** start **

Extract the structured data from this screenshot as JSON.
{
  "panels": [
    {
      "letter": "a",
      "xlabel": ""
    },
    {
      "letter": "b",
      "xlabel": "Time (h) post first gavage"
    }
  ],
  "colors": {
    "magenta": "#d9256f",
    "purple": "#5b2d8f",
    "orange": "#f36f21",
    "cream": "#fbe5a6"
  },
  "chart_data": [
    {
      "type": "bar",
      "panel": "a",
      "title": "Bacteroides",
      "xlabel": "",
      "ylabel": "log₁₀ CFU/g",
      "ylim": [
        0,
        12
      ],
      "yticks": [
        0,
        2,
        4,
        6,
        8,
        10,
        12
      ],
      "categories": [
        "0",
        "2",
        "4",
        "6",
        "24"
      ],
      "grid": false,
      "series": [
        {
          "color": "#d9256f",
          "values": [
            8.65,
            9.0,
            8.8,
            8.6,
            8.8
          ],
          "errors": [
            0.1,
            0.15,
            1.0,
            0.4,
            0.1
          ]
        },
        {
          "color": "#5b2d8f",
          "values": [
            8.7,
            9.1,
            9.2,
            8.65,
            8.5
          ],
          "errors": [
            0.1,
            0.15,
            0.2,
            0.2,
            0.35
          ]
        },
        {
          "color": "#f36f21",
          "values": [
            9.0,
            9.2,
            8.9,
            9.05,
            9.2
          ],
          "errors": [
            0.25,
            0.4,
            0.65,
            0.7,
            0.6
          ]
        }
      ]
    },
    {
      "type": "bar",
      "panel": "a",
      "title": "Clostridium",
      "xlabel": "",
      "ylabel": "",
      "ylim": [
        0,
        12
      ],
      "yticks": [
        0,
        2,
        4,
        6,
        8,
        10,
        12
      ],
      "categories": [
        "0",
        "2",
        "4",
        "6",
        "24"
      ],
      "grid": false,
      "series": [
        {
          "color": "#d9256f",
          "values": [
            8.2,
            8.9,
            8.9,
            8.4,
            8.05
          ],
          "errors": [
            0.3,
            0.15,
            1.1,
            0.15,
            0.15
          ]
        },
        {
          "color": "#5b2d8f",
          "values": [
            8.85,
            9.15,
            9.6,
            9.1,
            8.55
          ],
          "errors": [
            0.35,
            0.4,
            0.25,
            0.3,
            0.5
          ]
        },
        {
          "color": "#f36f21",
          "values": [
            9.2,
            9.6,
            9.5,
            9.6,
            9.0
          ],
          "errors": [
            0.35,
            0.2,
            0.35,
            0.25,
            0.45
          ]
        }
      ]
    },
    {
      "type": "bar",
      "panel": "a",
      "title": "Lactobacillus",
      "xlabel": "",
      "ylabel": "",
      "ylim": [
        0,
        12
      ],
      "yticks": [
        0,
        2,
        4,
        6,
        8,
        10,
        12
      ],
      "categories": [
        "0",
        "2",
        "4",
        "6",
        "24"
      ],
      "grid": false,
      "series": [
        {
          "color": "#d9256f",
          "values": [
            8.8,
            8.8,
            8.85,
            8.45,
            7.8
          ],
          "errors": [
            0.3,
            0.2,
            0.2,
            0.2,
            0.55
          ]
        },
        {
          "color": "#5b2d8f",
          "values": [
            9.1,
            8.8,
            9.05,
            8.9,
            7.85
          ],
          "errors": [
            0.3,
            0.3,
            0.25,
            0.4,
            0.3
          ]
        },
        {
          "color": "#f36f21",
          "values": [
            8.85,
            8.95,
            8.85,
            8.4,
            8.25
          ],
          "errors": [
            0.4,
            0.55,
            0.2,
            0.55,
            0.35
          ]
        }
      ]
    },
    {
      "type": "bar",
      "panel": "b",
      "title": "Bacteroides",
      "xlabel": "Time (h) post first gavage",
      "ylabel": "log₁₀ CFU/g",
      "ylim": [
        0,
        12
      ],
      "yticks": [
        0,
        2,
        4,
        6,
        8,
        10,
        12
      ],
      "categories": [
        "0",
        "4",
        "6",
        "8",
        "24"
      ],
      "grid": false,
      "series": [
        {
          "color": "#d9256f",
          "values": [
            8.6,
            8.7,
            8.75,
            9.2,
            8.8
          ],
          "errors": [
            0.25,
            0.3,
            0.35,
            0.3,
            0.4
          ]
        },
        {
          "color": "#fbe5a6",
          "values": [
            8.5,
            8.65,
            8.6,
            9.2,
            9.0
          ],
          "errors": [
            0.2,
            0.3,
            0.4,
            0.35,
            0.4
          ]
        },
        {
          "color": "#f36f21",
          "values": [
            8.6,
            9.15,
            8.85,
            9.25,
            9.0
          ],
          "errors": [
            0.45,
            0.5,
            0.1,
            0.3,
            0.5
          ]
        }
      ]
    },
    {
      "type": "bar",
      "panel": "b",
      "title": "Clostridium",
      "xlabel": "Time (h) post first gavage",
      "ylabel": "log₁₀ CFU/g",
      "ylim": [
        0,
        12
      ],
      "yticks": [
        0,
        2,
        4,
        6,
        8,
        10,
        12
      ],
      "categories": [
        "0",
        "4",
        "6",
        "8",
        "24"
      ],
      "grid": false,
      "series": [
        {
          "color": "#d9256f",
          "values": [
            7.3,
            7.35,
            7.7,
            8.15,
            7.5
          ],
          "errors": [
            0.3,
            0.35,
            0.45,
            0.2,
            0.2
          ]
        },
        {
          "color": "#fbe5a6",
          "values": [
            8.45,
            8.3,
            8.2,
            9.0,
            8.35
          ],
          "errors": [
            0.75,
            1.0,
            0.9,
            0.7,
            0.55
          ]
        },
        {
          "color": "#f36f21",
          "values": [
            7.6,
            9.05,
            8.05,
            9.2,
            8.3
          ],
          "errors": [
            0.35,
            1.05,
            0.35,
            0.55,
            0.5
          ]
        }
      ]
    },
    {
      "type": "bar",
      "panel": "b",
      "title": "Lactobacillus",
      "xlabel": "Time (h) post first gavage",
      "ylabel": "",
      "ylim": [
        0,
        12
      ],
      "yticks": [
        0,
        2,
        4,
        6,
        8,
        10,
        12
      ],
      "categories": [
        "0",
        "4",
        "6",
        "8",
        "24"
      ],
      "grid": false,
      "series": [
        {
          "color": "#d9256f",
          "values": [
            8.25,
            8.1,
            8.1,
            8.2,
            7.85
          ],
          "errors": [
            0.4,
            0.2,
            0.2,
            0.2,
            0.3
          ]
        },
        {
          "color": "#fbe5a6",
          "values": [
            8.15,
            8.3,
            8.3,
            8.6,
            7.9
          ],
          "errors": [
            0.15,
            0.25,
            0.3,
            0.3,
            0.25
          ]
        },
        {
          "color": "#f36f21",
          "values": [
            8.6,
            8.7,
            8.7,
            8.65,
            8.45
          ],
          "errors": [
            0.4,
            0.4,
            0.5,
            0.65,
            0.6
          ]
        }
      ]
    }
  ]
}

** end **

### [GOAL]
Return all the data exactly as given.

### [RIGHT ANSWER]
Extract the structured data from this screenshot as JSON.
{
  "panels": [
    {
      "letter": "a",
      "xlabel": ""
    },
    {
      "letter": "b",
      "xlabel": "Time (h) post first gavage"
    }
  ],
  "colors": {
    "magenta": "#d9256f",
    "purple": "#5b2d8f",
    "orange": "#f36f21",
    "cream": "#fbe5a6"
  },
  "chart_data": [
    {
      "type": "bar",
      "panel": "a",
      "title": "Bacteroides",
      "xlabel": "",
      "ylabel": "log₁₀ CFU/g",
      "ylim": [
        0,
        12
      ],
      "yticks": [
        0,
        2,
        4,
        6,
        8,
        10,
        12
      ],
      "categories": [
        "0",
        "2",
        "4",
        "6",
        "24"
      ],
      "grid": false,
      "series": [
        {
          "color": "#d9256f",
          "values": [
            8.65,
            9.0,
            8.8,
            8.6,
            8.8
          ],
          "errors": [
            0.1,
            0.15,
            1.0,
            0.4,
            0.1
          ]
        },
        {
          "color": "#5b2d8f",
          "values": [
            8.7,
            9.1,
            9.2,
            8.65,
            8.5
          ],
          "errors": [
            0.1,
            0.15,
            0.2,
            0.2,
            0.35
          ]
        },
        {
          "color": "#f36f21",
          "values": [
            9.0,
            9.2,
            8.9,
            9.05,
            9.2
          ],
          "errors": [
            0.25,
            0.4,
            0.65,
            0.7,
            0.6
          ]
        }
      ]
    },
    {
      "type": "bar",
      "panel": "a",
      "title": "Clostridium",
      "xlabel": "",
      "ylabel": "",
      "ylim": [
        0,
        12
      ],
      "yticks": [
        0,
        2,
        4,
        6,
        8,
        10,
        12
      ],
      "categories": [
        "0",
        "2",
        "4",
        "6",
        "24"
      ],
      "grid": false,
      "series": [
        {
          "color": "#d9256f",
          "values": [
            8.2,
            8.9,
            8.9,
            8.4,
            8.05
          ],
          "errors": [
            0.3,
            0.15,
            1.1,
            0.15,
            0.15
          ]
        },
        {
          "color": "#5b2d8f",
          "values": [
            8.85,
            9.15,
            9.6,
            9.1,
            8.55
          ],
          "errors": [
            0.35,
            0.4,
            0.25,
            0.3,
            0.5
          ]
        },
        {
          "color": "#f36f21",
          "values": [
            9.2,
            9.6,
            9.5,
            9.6,
            9.0
          ],
          "errors": [
            0.35,
            0.2,
            0.35,
            0.25,
            0.45
          ]
        }
      ]
    },
    {
      "type": "bar",
      "panel": "a",
      "title": "Lactobacillus",
      "xlabel": "",
      "ylabel": "",
      "ylim": [
        0,
        12
      ],
      "yticks": [
        0,
        2,
        4,
        6,
        8,
        10,
        12
      ],
      "categories": [
        "0",
        "2",
        "4",
        "6",
        "24"
      ],
      "grid": false,
      "series": [
        {
          "color": "#d9256f",
          "values": [
            8.8,
            8.8,
            8.85,
            8.45,
            7.8
          ],
          "errors": [
            0.3,
            0.2,
            0.2,
            0.2,
            0.55
          ]
        },
        {
          "color": "#5b2d8f",
          "values": [
            9.1,
            8.8,
            9.05,
            8.9,
            7.85
          ],
          "errors": [
            0.3,
            0.3,
            0.25,
            0.4,
            0.3
          ]
        },
        {
          "color": "#f36f21",
          "values": [
            8.85,
            8.95,
            8.85,
            8.4,
            8.25
          ],
          "errors": [
            0.4,
            0.55,
            0.2,
            0.55,
            0.35
          ]
        }
      ]
    },
    {
      "type": "bar",
      "panel": "b",
      "title": "Bacteroides",
      "xlabel": "Time (h) post first gavage",
      "ylabel": "log₁₀ CFU/g",
      "ylim": [
        0,
        12
      ],
      "yticks": [
        0,
        2,
        4,
        6,
        8,
        10,
        12
      ],
      "categories": [
        "0",
        "4",
        "6",
        "8",
        "24"
      ],
      "grid": false,
      "series": [
        {
          "color": "#d9256f",
          "values": [
            8.6,
            8.7,
            8.75,
            9.2,
            8.8
          ],
          "errors": [
            0.25,
            0.3,
            0.35,
            0.3,
            0.4
          ]
        },
        {
          "color": "#fbe5a6",
          "values": [
            8.5,
            8.65,
            8.6,
            9.2,
            9.0
          ],
          "errors": [
            0.2,
            0.3,
            0.4,
            0.35,
            0.4
          ]
        },
        {
          "color": "#f36f21",
          "values": [
            8.6,
            9.15,
            8.85,
            9.25,
            9.0
          ],
          "errors": [
            0.45,
            0.5,
            0.1,
            0.3,
            0.5
          ]
        }
      ]
    },
    {
      "type": "bar",
      "panel": "b",
      "title": "Clostridium",
      "xlabel": "Time (h) post first gavage",
      "ylabel": "log₁₀ CFU/g",
      "ylim": [
        0,
        12
      ],
      "yticks": [
        0,
        2,
        4,
        6,
        8,
        10,
        12
      ],
      "categories": [
        "0",
        "4",
        "6",
        "8",
        "24"
      ],
      "grid": false,
      "series": [
        {
          "color": "#d9256f",
          "values": [
            7.3,
            7.35,
            7.7,
            8.15,
            7.5
          ],
          "errors": [
            0.3,
            0.35,
            0.45,
            0.2,
            0.2
          ]
        },
        {
          "color": "#fbe5a6",
          "values": [
            8.45,
            8.3,
            8.2,
            9.0,
            8.35
          ],
          "errors": [
            0.75,
            1.0,
            0.9,
            0.7,
            0.55
          ]
        },
        {
          "color": "#f36f21",
          "values": [
            7.6,
            9.05,
            8.05,
            9.2,
            8.3
          ],
          "errors": [
            0.35,
            1.05,
            0.35,
            0.55,
            0.5
          ]
        }
      ]
    },
    {
      "type": "bar",
      "panel": "b",
      "title": "Lactobacillus",
      "xlabel": "Time (h) post first gavage",
      "ylabel": "",
      "ylim": [
        0,
        12
      ],
      "yticks": [
        0,
        2,
        4,
        6,
        8,
        10,
        12
      ],
      "categories": [
        "0",
        "4",
        "6",
        "8",
        "24"
      ],
      "grid": false,
      "series": [
        {
          "color": "#d9256f",
          "values": [
            8.25,
            8.1,
            8.1,
            8.2,
            7.85
          ],
          "errors": [
            0.4,
            0.2,
            0.2,
            0.2,
            0.3
          ]
        },
        {
          "color": "#fbe5a6",
          "values": [
            8.15,
            8.3,
            8.3,
            8.6,
            7.9
          ],
          "errors": [
            0.15,
            0.25,
            0.3,
            0.3,
            0.25
          ]
        },
        {
          "color": "#f36f21",
          "values": [
            8.6,
            8.7,
            8.7,
            8.65,
            8.45
          ],
          "errors": [
            0.4,
            0.4,
            0.5,
            0.65,
            0.6
          ]
        }
      ]
    }
  ]
}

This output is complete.